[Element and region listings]
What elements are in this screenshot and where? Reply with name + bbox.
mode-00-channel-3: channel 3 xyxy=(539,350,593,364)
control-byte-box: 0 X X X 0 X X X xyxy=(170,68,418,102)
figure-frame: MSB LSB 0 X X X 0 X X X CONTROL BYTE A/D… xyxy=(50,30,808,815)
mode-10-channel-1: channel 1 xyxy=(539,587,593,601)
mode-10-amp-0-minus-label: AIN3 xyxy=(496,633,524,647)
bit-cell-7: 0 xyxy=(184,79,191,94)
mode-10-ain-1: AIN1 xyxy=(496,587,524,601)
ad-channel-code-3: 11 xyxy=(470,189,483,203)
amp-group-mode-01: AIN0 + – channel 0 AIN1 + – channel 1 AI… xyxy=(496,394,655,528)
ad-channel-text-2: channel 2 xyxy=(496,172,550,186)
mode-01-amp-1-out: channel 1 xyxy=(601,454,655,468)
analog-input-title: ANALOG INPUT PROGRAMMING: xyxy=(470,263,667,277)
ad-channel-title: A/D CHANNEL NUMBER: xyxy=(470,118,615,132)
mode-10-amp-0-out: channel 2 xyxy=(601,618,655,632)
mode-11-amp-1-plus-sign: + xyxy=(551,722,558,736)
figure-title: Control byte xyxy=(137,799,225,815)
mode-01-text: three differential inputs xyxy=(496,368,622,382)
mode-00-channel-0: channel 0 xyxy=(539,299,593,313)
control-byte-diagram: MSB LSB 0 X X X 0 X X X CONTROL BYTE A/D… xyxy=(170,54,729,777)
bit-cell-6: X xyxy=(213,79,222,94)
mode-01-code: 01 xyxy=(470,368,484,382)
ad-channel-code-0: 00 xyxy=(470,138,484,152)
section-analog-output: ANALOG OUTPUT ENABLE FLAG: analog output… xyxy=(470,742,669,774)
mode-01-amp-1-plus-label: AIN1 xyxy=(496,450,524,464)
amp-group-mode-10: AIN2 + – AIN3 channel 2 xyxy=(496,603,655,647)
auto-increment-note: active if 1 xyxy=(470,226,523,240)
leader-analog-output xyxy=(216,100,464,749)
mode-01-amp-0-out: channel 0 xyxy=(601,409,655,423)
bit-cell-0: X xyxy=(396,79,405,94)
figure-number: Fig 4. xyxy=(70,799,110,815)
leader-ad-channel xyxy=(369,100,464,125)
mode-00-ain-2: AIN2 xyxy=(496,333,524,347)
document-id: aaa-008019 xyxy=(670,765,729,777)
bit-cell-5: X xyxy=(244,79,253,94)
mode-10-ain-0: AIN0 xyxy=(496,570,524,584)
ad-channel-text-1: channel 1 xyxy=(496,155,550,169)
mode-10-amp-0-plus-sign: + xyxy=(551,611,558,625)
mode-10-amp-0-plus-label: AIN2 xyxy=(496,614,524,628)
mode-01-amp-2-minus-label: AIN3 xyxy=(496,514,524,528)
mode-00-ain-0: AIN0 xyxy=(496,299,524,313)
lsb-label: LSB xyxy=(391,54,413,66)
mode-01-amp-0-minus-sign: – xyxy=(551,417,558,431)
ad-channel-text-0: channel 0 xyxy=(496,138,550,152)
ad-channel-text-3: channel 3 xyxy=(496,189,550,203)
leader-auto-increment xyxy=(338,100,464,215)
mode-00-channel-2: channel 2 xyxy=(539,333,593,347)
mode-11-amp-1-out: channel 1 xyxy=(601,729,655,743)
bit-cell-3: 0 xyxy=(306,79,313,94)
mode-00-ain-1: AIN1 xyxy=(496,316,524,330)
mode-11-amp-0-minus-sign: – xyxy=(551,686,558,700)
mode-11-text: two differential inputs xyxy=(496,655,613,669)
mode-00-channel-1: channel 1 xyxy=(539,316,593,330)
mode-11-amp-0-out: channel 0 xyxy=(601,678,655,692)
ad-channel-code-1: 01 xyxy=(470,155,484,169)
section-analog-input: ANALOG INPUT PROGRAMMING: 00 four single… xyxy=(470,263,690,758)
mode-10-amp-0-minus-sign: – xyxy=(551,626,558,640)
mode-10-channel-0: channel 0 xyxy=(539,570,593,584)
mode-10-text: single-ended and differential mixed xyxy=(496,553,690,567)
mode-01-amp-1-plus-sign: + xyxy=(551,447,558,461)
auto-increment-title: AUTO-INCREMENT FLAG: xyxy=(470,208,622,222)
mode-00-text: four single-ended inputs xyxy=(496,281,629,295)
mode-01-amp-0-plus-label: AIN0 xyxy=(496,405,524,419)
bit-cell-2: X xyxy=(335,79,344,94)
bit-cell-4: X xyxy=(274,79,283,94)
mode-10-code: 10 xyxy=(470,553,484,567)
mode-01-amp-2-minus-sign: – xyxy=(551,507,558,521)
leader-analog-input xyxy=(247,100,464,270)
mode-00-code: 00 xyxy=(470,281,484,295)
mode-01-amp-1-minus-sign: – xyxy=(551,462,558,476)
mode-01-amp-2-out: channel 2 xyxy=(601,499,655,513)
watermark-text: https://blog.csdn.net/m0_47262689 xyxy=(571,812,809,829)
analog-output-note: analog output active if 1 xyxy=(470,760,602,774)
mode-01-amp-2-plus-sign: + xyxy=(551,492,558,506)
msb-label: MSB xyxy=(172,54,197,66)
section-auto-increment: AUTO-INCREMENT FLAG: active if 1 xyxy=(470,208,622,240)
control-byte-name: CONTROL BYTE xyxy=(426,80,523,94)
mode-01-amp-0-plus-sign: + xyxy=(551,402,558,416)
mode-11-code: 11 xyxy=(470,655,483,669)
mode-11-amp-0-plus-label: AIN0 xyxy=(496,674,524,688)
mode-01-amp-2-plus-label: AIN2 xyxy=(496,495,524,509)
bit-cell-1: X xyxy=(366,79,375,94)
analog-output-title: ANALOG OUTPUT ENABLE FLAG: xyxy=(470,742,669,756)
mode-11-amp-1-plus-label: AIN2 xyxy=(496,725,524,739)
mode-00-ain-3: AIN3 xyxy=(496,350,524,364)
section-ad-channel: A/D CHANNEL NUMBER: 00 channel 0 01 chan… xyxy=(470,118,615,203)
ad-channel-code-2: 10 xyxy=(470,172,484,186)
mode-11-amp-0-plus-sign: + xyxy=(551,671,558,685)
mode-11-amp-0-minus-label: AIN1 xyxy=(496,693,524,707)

-- Task details --
Rewrite every line of the records, changing each "xyxy" to "bbox" and keeping everything else the same.

-- Solution --
What elements are in this screenshot and where? Reply with name + bbox.
mode-00-channel-3: channel 3 bbox=(539,350,593,364)
control-byte-box: 0 X X X 0 X X X bbox=(170,68,418,102)
figure-frame: MSB LSB 0 X X X 0 X X X CONTROL BYTE A/D… bbox=(50,30,808,815)
mode-10-channel-1: channel 1 bbox=(539,587,593,601)
mode-10-amp-0-minus-label: AIN3 bbox=(496,633,524,647)
bit-cell-7: 0 bbox=(184,79,191,94)
mode-10-ain-1: AIN1 bbox=(496,587,524,601)
ad-channel-code-3: 11 bbox=(470,189,483,203)
amp-group-mode-01: AIN0 + – channel 0 AIN1 + – channel 1 AI… bbox=(496,394,655,528)
ad-channel-text-2: channel 2 bbox=(496,172,550,186)
mode-01-amp-1-out: channel 1 bbox=(601,454,655,468)
analog-input-title: ANALOG INPUT PROGRAMMING: bbox=(470,263,667,277)
ad-channel-title: A/D CHANNEL NUMBER: bbox=(470,118,615,132)
mode-10-amp-0-out: channel 2 bbox=(601,618,655,632)
mode-11-amp-1-plus-sign: + bbox=(551,722,558,736)
figure-title: Control byte bbox=(137,799,225,815)
mode-01-text: three differential inputs bbox=(496,368,622,382)
mode-00-channel-0: channel 0 bbox=(539,299,593,313)
control-byte-diagram: MSB LSB 0 X X X 0 X X X CONTROL BYTE A/D… bbox=(170,54,729,777)
bit-cell-6: X bbox=(213,79,222,94)
mode-01-code: 01 bbox=(470,368,484,382)
ad-channel-code-0: 00 bbox=(470,138,484,152)
section-analog-output: ANALOG OUTPUT ENABLE FLAG: analog output… bbox=(470,742,669,774)
mode-01-amp-1-plus-label: AIN1 bbox=(496,450,524,464)
amp-group-mode-10: AIN2 + – AIN3 channel 2 bbox=(496,603,655,647)
auto-increment-note: active if 1 bbox=(470,226,523,240)
leader-analog-output bbox=(216,100,464,749)
mode-01-amp-0-out: channel 0 bbox=(601,409,655,423)
bit-cell-0: X bbox=(396,79,405,94)
figure-number: Fig 4. bbox=(70,799,110,815)
leader-ad-channel bbox=(369,100,464,125)
mode-00-ain-2: AIN2 bbox=(496,333,524,347)
document-id: aaa-008019 bbox=(670,765,729,777)
bit-cell-5: X bbox=(244,79,253,94)
mode-10-ain-0: AIN0 bbox=(496,570,524,584)
ad-channel-text-1: channel 1 bbox=(496,155,550,169)
mode-10-amp-0-plus-sign: + bbox=(551,611,558,625)
mode-10-amp-0-plus-label: AIN2 bbox=(496,614,524,628)
mode-01-amp-2-minus-label: AIN3 bbox=(496,514,524,528)
mode-00-ain-0: AIN0 bbox=(496,299,524,313)
lsb-label: LSB bbox=(391,54,413,66)
mode-01-amp-0-minus-sign: – bbox=(551,417,558,431)
ad-channel-text-0: channel 0 bbox=(496,138,550,152)
ad-channel-text-3: channel 3 bbox=(496,189,550,203)
leader-auto-increment bbox=(338,100,464,215)
mode-00-channel-2: channel 2 bbox=(539,333,593,347)
mode-11-amp-1-out: channel 1 bbox=(601,729,655,743)
bit-cell-3: 0 bbox=(306,79,313,94)
mode-00-ain-1: AIN1 bbox=(496,316,524,330)
mode-11-amp-0-minus-sign: – bbox=(551,686,558,700)
mode-11-text: two differential inputs bbox=(496,655,613,669)
mode-00-channel-1: channel 1 bbox=(539,316,593,330)
mode-11-amp-0-out: channel 0 bbox=(601,678,655,692)
ad-channel-code-1: 01 bbox=(470,155,484,169)
section-analog-input: ANALOG INPUT PROGRAMMING: 00 four single… bbox=(470,263,690,758)
mode-10-amp-0-minus-sign: – bbox=(551,626,558,640)
mode-10-channel-0: channel 0 bbox=(539,570,593,584)
mode-10-text: single-ended and differential mixed bbox=(496,553,690,567)
mode-01-amp-1-plus-sign: + bbox=(551,447,558,461)
auto-increment-title: AUTO-INCREMENT FLAG: bbox=(470,208,622,222)
mode-00-text: four single-ended inputs bbox=(496,281,629,295)
mode-01-amp-0-plus-label: AIN0 bbox=(496,405,524,419)
bit-cell-2: X bbox=(335,79,344,94)
bit-cell-4: X bbox=(274,79,283,94)
mode-10-code: 10 bbox=(470,553,484,567)
mode-01-amp-2-minus-sign: – bbox=(551,507,558,521)
leader-analog-input bbox=(247,100,464,270)
mode-00-code: 00 bbox=(470,281,484,295)
mode-01-amp-1-minus-sign: – bbox=(551,462,558,476)
mode-01-amp-2-out: channel 2 bbox=(601,499,655,513)
watermark-text: https://blog.csdn.net/m0_47262689 bbox=(571,812,809,829)
analog-output-note: analog output active if 1 bbox=(470,760,602,774)
mode-01-amp-2-plus-sign: + bbox=(551,492,558,506)
msb-label: MSB bbox=(172,54,197,66)
section-auto-increment: AUTO-INCREMENT FLAG: active if 1 bbox=(470,208,622,240)
control-byte-name: CONTROL BYTE bbox=(426,80,523,94)
mode-01-amp-0-plus-sign: + bbox=(551,402,558,416)
mode-11-code: 11 bbox=(470,655,483,669)
mode-11-amp-0-plus-label: AIN0 bbox=(496,674,524,688)
mode-01-amp-2-plus-label: AIN2 bbox=(496,495,524,509)
bit-cell-1: X bbox=(366,79,375,94)
analog-output-title: ANALOG OUTPUT ENABLE FLAG: bbox=(470,742,669,756)
mode-11-amp-1-plus-label: AIN2 bbox=(496,725,524,739)
mode-00-ain-3: AIN3 bbox=(496,350,524,364)
section-ad-channel: A/D CHANNEL NUMBER: 00 channel 0 01 chan… bbox=(470,118,615,203)
ad-channel-code-2: 10 bbox=(470,172,484,186)
mode-11-amp-0-plus-sign: + bbox=(551,671,558,685)
mode-11-amp-0-minus-label: AIN1 bbox=(496,693,524,707)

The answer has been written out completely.